GOAL: Scan the data beneath this task and copy each line that includes "navg".
▼
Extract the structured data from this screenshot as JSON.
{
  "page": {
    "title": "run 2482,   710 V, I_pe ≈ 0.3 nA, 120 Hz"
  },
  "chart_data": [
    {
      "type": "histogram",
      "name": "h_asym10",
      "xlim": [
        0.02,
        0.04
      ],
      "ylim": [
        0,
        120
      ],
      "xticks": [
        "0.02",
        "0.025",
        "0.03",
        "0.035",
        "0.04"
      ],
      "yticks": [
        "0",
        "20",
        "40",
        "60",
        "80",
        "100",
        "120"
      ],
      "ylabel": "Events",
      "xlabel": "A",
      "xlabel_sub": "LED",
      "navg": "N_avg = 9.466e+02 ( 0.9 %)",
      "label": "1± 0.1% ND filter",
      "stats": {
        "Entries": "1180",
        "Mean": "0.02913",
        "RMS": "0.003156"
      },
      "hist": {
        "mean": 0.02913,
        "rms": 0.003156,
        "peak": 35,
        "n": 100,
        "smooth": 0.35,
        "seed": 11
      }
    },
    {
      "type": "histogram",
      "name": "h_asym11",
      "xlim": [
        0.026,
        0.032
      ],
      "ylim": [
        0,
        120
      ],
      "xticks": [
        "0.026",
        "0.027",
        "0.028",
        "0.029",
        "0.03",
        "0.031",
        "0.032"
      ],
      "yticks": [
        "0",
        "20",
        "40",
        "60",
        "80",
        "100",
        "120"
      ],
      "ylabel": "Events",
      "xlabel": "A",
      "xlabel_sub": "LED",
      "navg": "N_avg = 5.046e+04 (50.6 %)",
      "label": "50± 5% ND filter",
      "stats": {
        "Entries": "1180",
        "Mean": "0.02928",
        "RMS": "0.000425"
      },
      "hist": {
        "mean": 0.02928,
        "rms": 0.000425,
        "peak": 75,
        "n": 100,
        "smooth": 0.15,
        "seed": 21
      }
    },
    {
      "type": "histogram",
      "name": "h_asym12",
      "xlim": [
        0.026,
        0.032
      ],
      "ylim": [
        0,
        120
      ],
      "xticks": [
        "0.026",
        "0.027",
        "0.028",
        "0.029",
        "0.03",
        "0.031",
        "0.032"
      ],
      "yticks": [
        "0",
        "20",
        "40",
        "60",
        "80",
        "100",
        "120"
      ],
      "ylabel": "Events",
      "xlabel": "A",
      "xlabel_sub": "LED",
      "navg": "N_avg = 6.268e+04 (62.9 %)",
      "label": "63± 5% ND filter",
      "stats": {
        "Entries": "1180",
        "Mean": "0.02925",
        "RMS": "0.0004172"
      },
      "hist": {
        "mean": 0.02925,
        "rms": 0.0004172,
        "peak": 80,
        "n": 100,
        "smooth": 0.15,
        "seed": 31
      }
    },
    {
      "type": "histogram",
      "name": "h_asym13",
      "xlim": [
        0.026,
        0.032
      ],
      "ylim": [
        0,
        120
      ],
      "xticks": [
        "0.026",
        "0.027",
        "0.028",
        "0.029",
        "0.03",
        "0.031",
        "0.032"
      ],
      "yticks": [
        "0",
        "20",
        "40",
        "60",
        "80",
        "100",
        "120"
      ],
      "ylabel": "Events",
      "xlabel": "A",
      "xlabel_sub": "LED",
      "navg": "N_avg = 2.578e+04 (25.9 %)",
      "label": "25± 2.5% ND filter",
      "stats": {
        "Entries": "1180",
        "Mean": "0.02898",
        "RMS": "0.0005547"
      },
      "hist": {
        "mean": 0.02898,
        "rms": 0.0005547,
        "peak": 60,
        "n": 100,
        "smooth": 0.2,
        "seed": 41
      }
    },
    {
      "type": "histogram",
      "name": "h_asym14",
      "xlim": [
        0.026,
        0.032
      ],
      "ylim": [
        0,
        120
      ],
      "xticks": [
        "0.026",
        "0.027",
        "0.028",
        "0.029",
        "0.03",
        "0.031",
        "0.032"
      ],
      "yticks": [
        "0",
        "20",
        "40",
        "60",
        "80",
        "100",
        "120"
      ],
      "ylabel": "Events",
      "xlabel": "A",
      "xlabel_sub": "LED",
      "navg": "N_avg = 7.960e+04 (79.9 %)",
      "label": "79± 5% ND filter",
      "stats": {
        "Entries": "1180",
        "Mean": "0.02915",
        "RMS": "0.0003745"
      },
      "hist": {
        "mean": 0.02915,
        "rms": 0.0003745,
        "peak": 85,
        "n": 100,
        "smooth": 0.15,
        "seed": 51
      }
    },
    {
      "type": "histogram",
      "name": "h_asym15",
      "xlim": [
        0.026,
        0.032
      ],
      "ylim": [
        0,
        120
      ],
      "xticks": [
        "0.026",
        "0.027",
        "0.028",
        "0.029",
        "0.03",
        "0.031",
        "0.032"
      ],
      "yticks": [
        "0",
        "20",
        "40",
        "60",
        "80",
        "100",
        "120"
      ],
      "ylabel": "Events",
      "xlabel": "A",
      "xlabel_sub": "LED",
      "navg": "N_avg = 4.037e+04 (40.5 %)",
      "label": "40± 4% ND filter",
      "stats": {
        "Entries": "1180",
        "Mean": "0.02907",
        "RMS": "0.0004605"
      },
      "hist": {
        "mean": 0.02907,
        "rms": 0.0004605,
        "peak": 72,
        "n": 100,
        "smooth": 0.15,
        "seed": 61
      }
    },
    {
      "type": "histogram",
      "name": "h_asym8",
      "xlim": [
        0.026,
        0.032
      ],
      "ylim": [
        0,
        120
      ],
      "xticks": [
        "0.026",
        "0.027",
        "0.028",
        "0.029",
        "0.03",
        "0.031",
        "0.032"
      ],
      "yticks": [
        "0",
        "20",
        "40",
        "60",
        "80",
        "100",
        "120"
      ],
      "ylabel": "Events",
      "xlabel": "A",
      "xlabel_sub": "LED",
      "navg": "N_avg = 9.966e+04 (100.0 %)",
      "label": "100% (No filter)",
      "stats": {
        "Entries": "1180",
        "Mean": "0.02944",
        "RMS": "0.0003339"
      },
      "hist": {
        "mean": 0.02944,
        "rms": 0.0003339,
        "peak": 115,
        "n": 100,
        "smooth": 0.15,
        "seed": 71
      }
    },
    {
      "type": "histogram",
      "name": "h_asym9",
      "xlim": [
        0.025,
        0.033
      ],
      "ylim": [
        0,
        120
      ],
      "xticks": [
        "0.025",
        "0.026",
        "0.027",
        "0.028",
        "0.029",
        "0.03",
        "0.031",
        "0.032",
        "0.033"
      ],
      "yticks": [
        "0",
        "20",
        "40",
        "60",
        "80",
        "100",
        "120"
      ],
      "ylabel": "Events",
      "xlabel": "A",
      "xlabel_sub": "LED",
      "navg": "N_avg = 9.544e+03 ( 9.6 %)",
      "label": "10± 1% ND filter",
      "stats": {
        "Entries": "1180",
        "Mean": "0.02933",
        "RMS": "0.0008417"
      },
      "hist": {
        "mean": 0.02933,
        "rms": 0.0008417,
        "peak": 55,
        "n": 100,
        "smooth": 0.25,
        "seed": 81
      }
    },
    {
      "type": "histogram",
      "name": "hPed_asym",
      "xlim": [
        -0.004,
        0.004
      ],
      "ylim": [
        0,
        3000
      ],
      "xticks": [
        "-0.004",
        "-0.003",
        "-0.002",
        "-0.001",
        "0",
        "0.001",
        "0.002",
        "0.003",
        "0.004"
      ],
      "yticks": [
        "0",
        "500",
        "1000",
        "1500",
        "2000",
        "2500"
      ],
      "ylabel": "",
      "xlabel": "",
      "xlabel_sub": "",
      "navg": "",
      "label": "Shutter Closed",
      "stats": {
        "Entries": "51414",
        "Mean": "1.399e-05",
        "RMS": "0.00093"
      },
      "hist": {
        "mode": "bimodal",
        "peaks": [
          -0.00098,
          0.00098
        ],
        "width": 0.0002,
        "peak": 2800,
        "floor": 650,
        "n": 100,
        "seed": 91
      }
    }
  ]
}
▲
FULL OUTPUT:
      "navg": "N_avg = 9.466e+02 ( 0.9 %)",
      "navg": "N_avg = 5.046e+04 (50.6 %)",
      "navg": "N_avg = 6.268e+04 (62.9 %)",
      "navg": "N_avg = 2.578e+04 (25.9 %)",
      "navg": "N_avg = 7.960e+04 (79.9 %)",
      "navg": "N_avg = 4.037e+04 (40.5 %)",
      "navg": "N_avg = 9.966e+04 (100.0 %)",
      "navg": "N_avg = 9.544e+03 ( 9.6 %)",
      "navg": "",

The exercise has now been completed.